• _Data items_:

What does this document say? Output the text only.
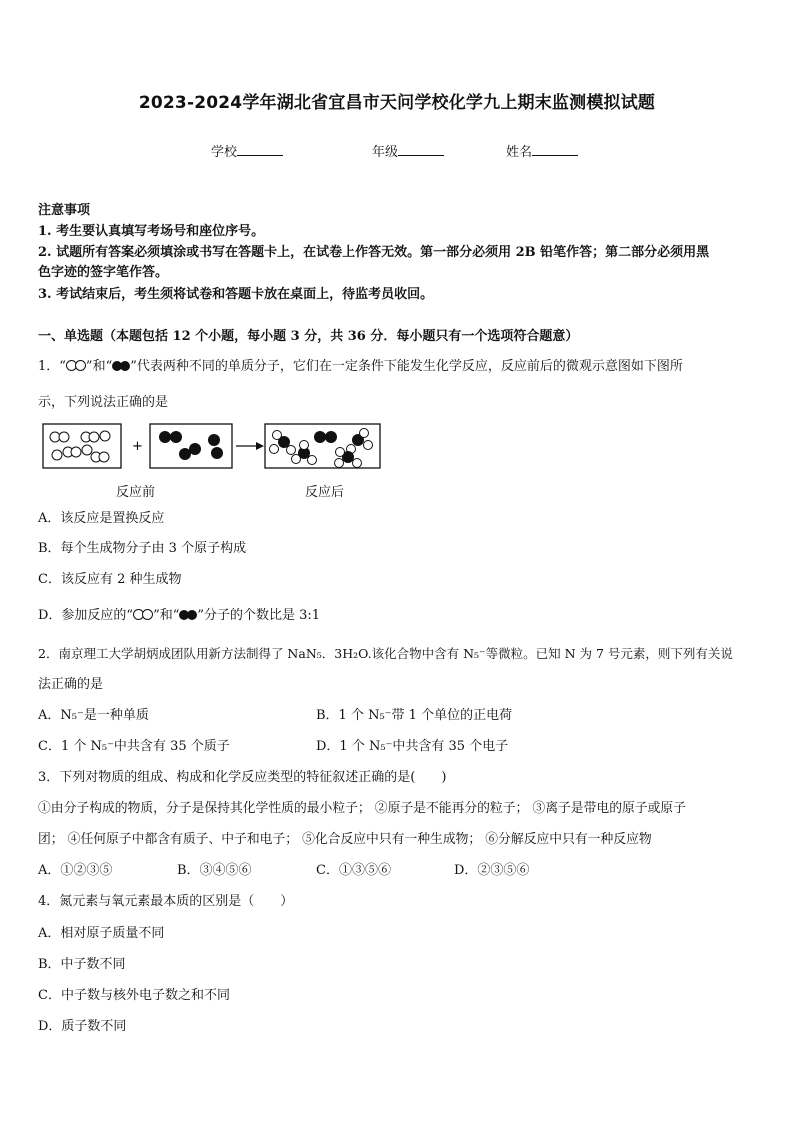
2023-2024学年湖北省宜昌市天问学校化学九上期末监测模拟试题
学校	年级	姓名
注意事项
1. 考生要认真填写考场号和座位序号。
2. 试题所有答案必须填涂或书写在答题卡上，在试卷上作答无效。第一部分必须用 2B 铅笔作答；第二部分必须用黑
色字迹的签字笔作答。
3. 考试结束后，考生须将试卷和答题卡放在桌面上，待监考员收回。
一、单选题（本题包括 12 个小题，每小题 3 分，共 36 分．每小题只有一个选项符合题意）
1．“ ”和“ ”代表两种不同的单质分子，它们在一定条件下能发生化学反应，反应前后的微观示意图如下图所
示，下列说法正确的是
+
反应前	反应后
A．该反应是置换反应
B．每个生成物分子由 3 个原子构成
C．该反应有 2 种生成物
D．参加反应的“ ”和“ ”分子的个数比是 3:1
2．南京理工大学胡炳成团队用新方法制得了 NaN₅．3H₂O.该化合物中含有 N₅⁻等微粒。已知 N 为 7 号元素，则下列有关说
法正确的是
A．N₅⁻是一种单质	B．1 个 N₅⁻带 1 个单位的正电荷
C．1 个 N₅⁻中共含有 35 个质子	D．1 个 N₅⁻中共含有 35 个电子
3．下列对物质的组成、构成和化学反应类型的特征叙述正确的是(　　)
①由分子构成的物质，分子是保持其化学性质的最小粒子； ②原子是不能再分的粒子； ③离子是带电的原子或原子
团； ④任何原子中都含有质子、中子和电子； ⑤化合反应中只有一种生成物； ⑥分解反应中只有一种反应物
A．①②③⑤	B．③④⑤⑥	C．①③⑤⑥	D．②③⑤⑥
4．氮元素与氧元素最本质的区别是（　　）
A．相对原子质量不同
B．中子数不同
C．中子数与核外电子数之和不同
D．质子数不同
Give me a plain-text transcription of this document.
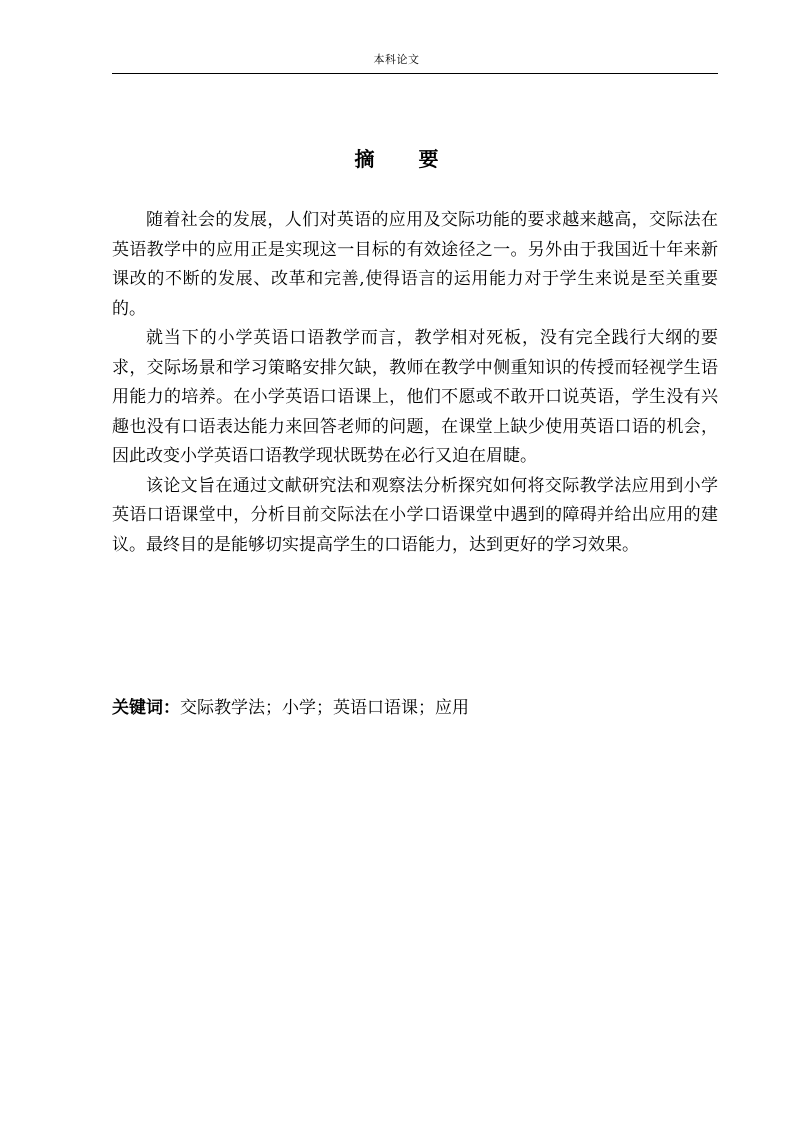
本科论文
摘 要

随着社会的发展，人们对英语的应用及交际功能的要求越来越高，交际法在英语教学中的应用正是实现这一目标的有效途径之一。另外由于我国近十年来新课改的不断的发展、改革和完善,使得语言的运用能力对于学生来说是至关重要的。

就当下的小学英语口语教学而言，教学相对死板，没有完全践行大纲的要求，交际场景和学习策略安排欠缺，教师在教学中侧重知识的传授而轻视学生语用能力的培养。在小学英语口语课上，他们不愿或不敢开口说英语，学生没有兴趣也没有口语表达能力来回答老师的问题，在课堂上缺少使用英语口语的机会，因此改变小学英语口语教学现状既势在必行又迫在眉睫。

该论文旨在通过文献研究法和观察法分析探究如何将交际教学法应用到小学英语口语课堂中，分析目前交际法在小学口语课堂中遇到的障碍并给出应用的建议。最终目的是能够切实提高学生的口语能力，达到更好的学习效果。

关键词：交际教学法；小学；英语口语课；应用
* * *
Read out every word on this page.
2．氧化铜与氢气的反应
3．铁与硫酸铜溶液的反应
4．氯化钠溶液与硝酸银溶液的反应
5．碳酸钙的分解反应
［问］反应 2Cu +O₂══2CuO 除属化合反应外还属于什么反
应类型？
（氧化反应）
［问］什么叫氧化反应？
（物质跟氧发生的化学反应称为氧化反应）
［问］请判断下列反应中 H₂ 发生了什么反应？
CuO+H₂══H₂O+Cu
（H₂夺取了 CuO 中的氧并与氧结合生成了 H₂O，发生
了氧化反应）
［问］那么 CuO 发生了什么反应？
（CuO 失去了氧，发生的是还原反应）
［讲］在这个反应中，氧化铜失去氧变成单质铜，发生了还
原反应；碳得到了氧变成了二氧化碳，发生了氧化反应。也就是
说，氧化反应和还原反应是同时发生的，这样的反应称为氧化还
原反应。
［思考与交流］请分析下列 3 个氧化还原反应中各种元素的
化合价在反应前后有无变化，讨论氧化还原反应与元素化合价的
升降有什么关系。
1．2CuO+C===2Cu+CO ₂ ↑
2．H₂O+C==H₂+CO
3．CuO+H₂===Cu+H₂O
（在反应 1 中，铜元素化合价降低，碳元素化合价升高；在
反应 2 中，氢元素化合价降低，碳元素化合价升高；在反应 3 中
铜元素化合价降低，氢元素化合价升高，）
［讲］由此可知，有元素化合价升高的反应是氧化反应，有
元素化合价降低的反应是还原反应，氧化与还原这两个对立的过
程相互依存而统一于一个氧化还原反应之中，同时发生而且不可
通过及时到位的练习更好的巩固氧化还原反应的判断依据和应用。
* * *
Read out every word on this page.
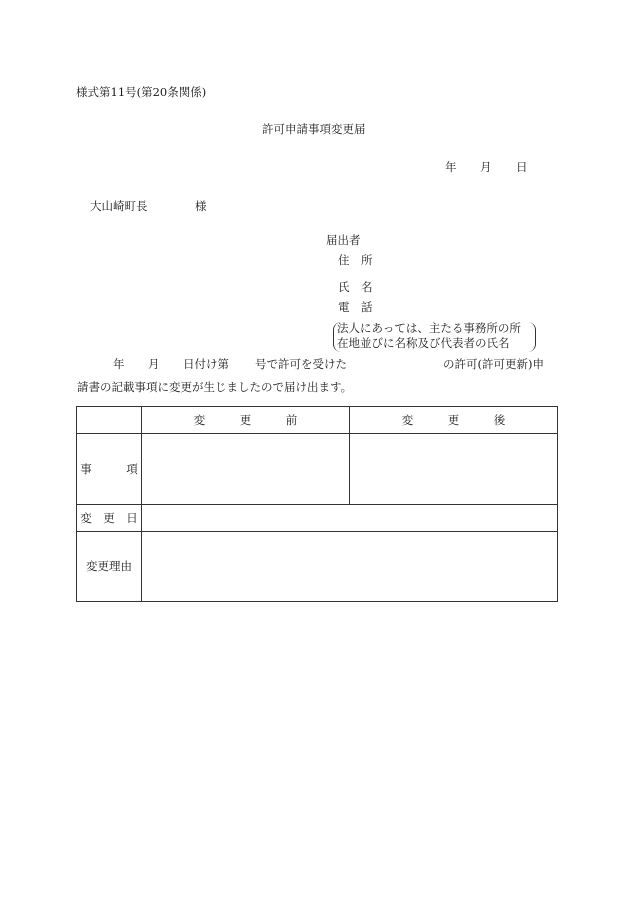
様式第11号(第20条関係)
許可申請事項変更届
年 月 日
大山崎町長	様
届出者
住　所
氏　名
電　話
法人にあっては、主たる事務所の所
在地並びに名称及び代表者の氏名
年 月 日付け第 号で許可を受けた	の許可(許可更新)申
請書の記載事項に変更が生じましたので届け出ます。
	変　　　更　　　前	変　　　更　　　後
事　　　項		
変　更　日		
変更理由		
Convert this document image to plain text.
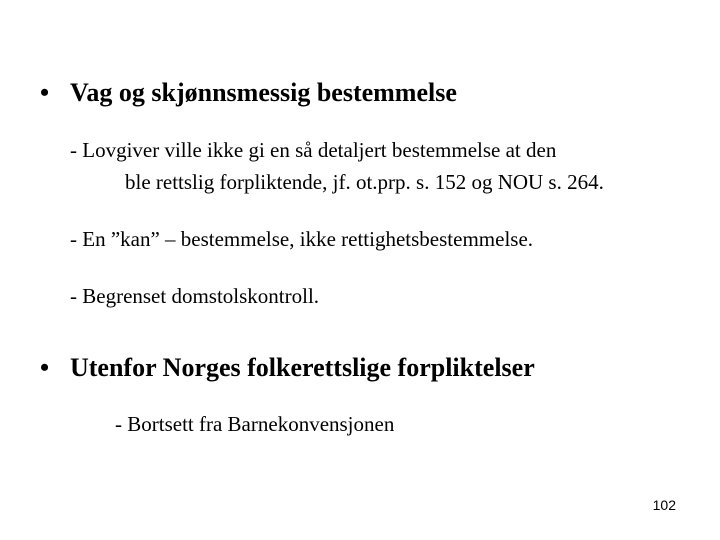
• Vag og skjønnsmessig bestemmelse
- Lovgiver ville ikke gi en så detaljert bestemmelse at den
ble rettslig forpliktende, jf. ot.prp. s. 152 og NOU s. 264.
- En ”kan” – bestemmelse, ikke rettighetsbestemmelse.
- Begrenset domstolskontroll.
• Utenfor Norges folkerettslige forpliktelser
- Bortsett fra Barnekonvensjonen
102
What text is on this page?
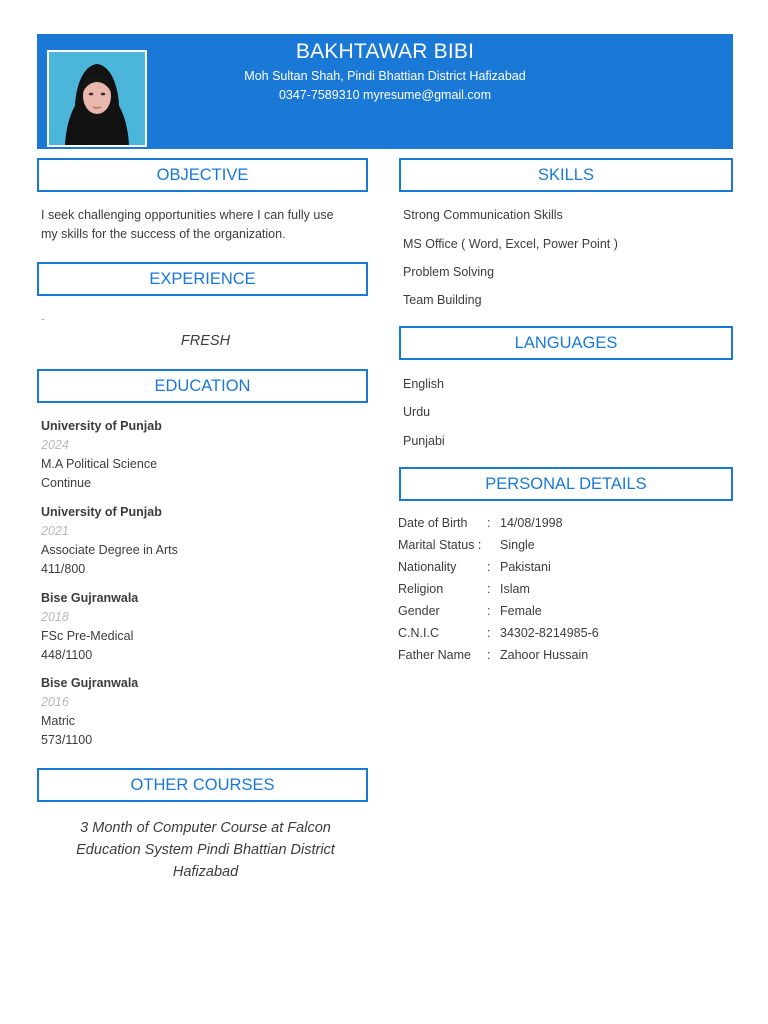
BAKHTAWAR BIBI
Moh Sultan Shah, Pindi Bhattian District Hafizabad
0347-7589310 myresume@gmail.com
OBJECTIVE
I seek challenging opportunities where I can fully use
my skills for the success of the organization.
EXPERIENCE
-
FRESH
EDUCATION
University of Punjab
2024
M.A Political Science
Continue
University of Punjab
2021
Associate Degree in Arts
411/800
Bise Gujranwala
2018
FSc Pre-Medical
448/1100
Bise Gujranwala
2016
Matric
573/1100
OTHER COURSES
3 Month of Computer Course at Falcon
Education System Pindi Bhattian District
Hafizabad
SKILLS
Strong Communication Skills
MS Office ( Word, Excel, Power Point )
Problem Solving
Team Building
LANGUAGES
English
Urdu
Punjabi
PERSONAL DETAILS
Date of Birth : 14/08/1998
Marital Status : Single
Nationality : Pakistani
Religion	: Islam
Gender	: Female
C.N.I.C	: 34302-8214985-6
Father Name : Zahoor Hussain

• _TASK GOAL_:
Identify the lines that hold the word "District". Copy every one of them.

• _WRITTEN SOLUTION_:
Moh Sultan Shah, Pindi Bhattian District Hafizabad
Education System Pindi Bhattian District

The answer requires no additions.